▶ INPUT DATA

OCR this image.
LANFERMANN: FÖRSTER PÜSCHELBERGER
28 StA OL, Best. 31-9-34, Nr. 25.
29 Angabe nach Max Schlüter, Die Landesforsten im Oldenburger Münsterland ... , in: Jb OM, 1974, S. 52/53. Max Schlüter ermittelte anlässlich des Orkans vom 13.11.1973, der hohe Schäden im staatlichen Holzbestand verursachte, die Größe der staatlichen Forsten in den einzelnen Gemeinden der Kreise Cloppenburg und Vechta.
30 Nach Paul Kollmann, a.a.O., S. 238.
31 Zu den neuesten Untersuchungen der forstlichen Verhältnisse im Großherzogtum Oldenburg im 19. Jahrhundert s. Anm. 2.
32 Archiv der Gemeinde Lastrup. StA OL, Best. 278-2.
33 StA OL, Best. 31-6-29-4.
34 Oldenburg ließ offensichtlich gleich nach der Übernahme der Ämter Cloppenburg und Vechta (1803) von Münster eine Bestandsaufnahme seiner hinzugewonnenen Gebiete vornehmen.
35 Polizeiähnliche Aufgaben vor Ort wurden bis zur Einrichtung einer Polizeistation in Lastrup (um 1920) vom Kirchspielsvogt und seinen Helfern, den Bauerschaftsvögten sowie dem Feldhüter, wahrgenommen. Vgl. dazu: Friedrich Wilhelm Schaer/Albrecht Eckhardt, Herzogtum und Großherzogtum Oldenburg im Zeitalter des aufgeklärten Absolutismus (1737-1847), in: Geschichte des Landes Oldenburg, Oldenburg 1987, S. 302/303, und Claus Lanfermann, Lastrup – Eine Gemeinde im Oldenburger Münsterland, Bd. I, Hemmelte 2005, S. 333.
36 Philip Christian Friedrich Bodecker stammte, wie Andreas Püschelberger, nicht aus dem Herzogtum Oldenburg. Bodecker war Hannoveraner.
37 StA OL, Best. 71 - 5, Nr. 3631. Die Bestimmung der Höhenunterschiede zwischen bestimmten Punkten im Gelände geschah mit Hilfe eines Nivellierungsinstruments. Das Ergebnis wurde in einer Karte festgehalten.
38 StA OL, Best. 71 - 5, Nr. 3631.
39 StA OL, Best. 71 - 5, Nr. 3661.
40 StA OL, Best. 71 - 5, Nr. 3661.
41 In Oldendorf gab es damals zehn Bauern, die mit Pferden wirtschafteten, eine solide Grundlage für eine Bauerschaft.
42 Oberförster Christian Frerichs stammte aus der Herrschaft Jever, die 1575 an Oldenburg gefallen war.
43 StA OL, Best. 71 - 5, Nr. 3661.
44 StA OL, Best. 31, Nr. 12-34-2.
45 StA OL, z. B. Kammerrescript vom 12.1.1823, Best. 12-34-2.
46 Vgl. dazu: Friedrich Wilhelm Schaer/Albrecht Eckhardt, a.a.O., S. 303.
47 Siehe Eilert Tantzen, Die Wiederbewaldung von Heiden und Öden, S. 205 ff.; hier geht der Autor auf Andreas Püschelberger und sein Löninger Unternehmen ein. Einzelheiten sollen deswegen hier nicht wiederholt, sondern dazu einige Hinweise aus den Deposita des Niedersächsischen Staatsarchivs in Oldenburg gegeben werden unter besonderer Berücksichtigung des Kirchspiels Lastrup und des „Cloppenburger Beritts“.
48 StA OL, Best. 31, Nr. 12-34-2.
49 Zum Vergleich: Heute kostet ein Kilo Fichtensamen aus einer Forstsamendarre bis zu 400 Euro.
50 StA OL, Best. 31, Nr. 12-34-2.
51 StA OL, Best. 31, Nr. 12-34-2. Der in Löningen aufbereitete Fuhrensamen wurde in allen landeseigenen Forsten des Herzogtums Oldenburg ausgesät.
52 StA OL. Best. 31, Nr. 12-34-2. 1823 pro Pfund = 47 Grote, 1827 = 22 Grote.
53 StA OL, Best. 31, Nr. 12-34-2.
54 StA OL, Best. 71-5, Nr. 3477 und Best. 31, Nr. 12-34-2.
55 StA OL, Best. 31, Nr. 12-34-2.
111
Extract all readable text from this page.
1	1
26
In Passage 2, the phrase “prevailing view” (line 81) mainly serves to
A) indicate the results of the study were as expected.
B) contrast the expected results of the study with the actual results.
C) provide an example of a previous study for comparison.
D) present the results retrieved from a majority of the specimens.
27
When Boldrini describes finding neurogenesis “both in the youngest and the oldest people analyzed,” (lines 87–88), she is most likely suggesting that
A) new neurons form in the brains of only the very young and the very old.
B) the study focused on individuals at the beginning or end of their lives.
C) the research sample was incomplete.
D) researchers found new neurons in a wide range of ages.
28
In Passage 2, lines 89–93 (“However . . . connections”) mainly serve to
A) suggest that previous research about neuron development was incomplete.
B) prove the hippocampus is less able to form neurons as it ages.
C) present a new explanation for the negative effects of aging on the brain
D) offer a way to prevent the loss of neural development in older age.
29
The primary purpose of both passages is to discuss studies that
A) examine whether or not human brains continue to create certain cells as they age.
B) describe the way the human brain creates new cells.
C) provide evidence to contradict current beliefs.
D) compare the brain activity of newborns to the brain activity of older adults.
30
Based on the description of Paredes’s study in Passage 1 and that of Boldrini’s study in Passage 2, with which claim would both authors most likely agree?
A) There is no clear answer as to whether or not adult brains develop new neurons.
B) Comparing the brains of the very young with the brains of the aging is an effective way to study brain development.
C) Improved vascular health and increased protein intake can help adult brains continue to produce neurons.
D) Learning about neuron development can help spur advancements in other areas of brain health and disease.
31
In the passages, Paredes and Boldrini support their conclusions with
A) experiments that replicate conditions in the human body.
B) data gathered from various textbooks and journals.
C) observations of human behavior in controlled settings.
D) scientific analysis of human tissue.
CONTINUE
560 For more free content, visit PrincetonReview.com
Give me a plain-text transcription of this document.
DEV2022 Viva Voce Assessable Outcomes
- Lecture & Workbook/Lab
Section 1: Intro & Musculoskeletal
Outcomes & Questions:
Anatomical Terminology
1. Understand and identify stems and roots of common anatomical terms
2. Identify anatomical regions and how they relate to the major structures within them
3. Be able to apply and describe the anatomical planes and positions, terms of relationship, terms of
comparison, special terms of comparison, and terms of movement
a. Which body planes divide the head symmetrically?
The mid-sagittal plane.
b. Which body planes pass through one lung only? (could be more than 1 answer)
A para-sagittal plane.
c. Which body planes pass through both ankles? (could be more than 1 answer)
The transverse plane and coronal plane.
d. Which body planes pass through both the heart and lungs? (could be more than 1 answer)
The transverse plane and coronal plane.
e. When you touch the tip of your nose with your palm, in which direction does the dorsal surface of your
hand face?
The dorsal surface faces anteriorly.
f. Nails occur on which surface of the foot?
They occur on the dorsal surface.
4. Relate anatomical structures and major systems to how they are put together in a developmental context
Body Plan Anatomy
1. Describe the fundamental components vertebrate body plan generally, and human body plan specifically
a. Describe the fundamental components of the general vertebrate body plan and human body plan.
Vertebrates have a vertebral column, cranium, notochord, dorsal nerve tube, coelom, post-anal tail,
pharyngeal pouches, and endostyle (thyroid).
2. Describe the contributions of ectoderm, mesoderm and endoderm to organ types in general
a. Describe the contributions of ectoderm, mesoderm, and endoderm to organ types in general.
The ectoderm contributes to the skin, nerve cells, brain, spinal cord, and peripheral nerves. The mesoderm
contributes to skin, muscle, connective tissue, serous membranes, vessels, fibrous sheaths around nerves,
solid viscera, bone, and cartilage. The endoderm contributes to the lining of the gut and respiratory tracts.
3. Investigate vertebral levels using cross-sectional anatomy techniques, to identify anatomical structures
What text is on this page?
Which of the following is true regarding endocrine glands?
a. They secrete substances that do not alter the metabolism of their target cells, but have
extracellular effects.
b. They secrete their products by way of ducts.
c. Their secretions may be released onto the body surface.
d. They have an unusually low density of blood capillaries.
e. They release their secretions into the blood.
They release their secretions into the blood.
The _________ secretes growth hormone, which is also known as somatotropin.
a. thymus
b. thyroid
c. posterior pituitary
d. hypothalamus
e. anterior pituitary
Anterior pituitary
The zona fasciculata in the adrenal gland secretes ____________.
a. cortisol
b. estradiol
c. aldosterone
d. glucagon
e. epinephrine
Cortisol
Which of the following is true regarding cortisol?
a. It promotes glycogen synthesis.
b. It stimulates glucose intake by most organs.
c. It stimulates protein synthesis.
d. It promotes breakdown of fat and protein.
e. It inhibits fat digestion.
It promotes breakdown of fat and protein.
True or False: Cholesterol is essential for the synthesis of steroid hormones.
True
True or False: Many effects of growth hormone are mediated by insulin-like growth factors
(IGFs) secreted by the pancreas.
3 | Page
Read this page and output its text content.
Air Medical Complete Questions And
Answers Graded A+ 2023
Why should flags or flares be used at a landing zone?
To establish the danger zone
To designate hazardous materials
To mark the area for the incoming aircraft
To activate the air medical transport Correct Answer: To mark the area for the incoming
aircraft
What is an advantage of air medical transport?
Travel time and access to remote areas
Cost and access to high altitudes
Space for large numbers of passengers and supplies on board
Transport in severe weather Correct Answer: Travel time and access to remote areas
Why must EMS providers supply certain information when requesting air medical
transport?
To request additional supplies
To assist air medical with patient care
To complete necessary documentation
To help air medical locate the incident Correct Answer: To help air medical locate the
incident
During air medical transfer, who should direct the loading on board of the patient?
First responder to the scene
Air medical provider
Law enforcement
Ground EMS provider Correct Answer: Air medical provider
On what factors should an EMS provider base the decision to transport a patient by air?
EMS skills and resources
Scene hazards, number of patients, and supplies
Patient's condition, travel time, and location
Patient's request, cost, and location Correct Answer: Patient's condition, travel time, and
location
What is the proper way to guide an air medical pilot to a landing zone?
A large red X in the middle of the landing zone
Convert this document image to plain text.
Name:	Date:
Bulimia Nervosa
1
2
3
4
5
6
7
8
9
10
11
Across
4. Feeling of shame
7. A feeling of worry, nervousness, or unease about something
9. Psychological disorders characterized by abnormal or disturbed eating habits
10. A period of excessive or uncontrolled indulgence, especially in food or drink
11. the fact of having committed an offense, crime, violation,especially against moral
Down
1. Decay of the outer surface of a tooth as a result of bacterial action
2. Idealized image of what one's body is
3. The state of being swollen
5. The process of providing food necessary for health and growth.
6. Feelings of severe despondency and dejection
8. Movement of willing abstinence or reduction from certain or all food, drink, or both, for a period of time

▶ WHAT NEEDS TO BE DONE
State how many lines of the listing contain the word "tissue", giving the number by itself.

▶ OUTPUT FOR THIS TASK
2